Type out every line below exactly as it reads.

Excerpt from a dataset
┄┄┄┄┄┄

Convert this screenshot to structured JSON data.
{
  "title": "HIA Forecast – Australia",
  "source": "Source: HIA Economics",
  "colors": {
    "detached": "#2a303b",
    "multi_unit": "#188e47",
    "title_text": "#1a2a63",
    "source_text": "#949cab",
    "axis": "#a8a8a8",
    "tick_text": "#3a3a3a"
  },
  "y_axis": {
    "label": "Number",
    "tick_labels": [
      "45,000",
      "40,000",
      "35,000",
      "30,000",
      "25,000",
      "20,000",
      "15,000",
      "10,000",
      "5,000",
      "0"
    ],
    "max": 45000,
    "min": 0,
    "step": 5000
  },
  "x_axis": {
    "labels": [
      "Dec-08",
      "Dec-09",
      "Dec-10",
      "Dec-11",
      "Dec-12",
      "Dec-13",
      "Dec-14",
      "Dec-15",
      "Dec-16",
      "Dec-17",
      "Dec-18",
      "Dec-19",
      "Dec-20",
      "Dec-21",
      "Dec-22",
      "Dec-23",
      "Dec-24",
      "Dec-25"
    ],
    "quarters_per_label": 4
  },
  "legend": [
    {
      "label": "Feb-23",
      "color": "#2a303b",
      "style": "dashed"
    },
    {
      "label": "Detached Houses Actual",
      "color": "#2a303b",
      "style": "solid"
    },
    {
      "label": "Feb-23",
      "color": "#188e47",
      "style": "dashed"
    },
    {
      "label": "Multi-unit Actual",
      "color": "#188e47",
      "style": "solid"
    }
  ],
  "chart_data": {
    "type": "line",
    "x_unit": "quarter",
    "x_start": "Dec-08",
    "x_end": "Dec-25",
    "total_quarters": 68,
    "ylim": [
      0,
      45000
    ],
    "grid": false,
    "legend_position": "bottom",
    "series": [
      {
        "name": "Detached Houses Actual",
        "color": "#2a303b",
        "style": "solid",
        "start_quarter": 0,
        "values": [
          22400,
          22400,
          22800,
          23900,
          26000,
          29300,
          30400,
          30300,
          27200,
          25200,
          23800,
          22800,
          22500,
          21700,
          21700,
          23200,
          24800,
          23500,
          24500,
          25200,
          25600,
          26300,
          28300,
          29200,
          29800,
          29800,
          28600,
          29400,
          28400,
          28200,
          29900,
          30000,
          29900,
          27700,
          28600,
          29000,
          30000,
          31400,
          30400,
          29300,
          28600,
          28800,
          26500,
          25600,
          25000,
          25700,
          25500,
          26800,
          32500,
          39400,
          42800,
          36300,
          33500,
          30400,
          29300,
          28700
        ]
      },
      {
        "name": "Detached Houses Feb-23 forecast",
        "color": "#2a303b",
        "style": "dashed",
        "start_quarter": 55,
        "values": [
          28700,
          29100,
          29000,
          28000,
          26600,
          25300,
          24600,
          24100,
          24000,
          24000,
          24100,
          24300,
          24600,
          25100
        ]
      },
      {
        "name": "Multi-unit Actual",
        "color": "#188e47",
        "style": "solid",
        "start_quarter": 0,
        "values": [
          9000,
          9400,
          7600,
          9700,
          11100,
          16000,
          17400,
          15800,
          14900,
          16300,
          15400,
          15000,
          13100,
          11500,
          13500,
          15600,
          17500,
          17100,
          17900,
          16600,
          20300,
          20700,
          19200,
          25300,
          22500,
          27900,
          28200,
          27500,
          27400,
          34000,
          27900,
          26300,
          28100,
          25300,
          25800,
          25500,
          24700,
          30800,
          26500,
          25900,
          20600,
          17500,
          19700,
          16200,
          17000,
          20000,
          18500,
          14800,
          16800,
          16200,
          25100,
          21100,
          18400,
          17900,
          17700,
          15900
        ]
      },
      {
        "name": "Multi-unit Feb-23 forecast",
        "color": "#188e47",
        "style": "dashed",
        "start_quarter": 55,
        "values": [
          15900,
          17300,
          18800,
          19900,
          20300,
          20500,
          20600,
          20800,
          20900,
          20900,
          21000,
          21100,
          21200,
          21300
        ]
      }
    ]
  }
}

┄┄┄┄┄┄

● **The solution**
Convert this screenshot to structured JSON data.
{
  "title": "HIA Forecast – Australia",
  "source": "Source: HIA Economics",
  "colors": {
    "detached": "#2a303b",
    "multi_unit": "#188e47",
    "title_text": "#1a2a63",
    "source_text": "#949cab",
    "axis": "#a8a8a8",
    "tick_text": "#3a3a3a"
  },
  "y_axis": {
    "label": "Number",
    "tick_labels": [
      "45,000",
      "40,000",
      "35,000",
      "30,000",
      "25,000",
      "20,000",
      "15,000",
      "10,000",
      "5,000",
      "0"
    ],
    "max": 45000,
    "min": 0,
    "step": 5000
  },
  "x_axis": {
    "labels": [
      "Dec-08",
      "Dec-09",
      "Dec-10",
      "Dec-11",
      "Dec-12",
      "Dec-13",
      "Dec-14",
      "Dec-15",
      "Dec-16",
      "Dec-17",
      "Dec-18",
      "Dec-19",
      "Dec-20",
      "Dec-21",
      "Dec-22",
      "Dec-23",
      "Dec-24",
      "Dec-25"
    ],
    "quarters_per_label": 4
  },
  "legend": [
    {
      "label": "Feb-23",
      "color": "#2a303b",
      "style": "dashed"
    },
    {
      "label": "Detached Houses Actual",
      "color": "#2a303b",
      "style": "solid"
    },
    {
      "label": "Feb-23",
      "color": "#188e47",
      "style": "dashed"
    },
    {
      "label": "Multi-unit Actual",
      "color": "#188e47",
      "style": "solid"
    }
  ],
  "chart_data": {
    "type": "line",
    "x_unit": "quarter",
    "x_start": "Dec-08",
    "x_end": "Dec-25",
    "total_quarters": 68,
    "ylim": [
      0,
      45000
    ],
    "grid": false,
    "legend_position": "bottom",
    "series": [
      {
        "name": "Detached Houses Actual",
        "color": "#2a303b",
        "style": "solid",
        "start_quarter": 0,
        "values": [
          22400,
          22400,
          22800,
          23900,
          26000,
          29300,
          30400,
          30300,
          27200,
          25200,
          23800,
          22800,
          22500,
          21700,
          21700,
          23200,
          24800,
          23500,
          24500,
          25200,
          25600,
          26300,
          28300,
          29200,
          29800,
          29800,
          28600,
          29400,
          28400,
          28200,
          29900,
          30000,
          29900,
          27700,
          28600,
          29000,
          30000,
          31400,
          30400,
          29300,
          28600,
          28800,
          26500,
          25600,
          25000,
          25700,
          25500,
          26800,
          32500,
          39400,
          42800,
          36300,
          33500,
          30400,
          29300,
          28700
        ]
      },
      {
        "name": "Detached Houses Feb-23 forecast",
        "color": "#2a303b",
        "style": "dashed",
        "start_quarter": 55,
        "values": [
          28700,
          29100,
          29000,
          28000,
          26600,
          25300,
          24600,
          24100,
          24000,
          24000,
          24100,
          24300,
          24600,
          25100
        ]
      },
      {
        "name": "Multi-unit Actual",
        "color": "#188e47",
        "style": "solid",
        "start_quarter": 0,
        "values": [
          9000,
          9400,
          7600,
          9700,
          11100,
          16000,
          17400,
          15800,
          14900,
          16300,
          15400,
          15000,
          13100,
          11500,
          13500,
          15600,
          17500,
          17100,
          17900,
          16600,
          20300,
          20700,
          19200,
          25300,
          22500,
          27900,
          28200,
          27500,
          27400,
          34000,
          27900,
          26300,
          28100,
          25300,
          25800,
          25500,
          24700,
          30800,
          26500,
          25900,
          20600,
          17500,
          19700,
          16200,
          17000,
          20000,
          18500,
          14800,
          16800,
          16200,
          25100,
          21100,
          18400,
          17900,
          17700,
          15900
        ]
      },
      {
        "name": "Multi-unit Feb-23 forecast",
        "color": "#188e47",
        "style": "dashed",
        "start_quarter": 55,
        "values": [
          15900,
          17300,
          18800,
          19900,
          20300,
          20500,
          20600,
          20800,
          20900,
          20900,
          21000,
          21100,
          21200,
          21300
        ]
      }
    ]
  }
}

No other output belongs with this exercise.